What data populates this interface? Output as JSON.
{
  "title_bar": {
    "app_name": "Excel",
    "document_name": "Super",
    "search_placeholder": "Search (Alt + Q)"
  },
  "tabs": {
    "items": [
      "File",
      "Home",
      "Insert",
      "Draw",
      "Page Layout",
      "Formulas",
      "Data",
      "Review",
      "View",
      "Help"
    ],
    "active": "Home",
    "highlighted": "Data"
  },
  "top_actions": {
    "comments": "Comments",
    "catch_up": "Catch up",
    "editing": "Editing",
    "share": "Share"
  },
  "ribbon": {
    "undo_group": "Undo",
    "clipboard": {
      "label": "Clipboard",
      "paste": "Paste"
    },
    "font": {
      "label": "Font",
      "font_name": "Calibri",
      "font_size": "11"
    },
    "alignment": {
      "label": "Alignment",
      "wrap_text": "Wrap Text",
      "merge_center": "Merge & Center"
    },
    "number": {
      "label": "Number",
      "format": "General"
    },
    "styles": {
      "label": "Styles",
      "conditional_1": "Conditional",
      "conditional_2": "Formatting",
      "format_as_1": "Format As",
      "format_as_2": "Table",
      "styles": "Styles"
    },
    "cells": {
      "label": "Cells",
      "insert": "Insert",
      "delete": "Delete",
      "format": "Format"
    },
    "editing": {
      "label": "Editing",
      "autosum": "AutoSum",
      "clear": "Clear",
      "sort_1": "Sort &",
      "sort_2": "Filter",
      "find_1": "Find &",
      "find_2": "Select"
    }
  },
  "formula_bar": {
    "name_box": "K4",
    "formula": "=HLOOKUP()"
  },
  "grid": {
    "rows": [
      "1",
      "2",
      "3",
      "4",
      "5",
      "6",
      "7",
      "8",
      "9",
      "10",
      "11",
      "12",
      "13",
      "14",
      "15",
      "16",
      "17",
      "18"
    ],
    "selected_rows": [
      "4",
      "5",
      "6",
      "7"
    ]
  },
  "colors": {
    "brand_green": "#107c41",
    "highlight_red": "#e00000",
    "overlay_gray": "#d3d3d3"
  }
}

★ ★ ★ ★ ★

*Problem details:* Give all the records again. Match them exactly.

*Task solution:*
What data populates this interface? Output as JSON.
{
  "title_bar": {
    "app_name": "Excel",
    "document_name": "Super",
    "search_placeholder": "Search (Alt + Q)"
  },
  "tabs": {
    "items": [
      "File",
      "Home",
      "Insert",
      "Draw",
      "Page Layout",
      "Formulas",
      "Data",
      "Review",
      "View",
      "Help"
    ],
    "active": "Home",
    "highlighted": "Data"
  },
  "top_actions": {
    "comments": "Comments",
    "catch_up": "Catch up",
    "editing": "Editing",
    "share": "Share"
  },
  "ribbon": {
    "undo_group": "Undo",
    "clipboard": {
      "label": "Clipboard",
      "paste": "Paste"
    },
    "font": {
      "label": "Font",
      "font_name": "Calibri",
      "font_size": "11"
    },
    "alignment": {
      "label": "Alignment",
      "wrap_text": "Wrap Text",
      "merge_center": "Merge & Center"
    },
    "number": {
      "label": "Number",
      "format": "General"
    },
    "styles": {
      "label": "Styles",
      "conditional_1": "Conditional",
      "conditional_2": "Formatting",
      "format_as_1": "Format As",
      "format_as_2": "Table",
      "styles": "Styles"
    },
    "cells": {
      "label": "Cells",
      "insert": "Insert",
      "delete": "Delete",
      "format": "Format"
    },
    "editing": {
      "label": "Editing",
      "autosum": "AutoSum",
      "clear": "Clear",
      "sort_1": "Sort &",
      "sort_2": "Filter",
      "find_1": "Find &",
      "find_2": "Select"
    }
  },
  "formula_bar": {
    "name_box": "K4",
    "formula": "=HLOOKUP()"
  },
  "grid": {
    "rows": [
      "1",
      "2",
      "3",
      "4",
      "5",
      "6",
      "7",
      "8",
      "9",
      "10",
      "11",
      "12",
      "13",
      "14",
      "15",
      "16",
      "17",
      "18"
    ],
    "selected_rows": [
      "4",
      "5",
      "6",
      "7"
    ]
  },
  "colors": {
    "brand_green": "#107c41",
    "highlight_red": "#e00000",
    "overlay_gray": "#d3d3d3"
  }
}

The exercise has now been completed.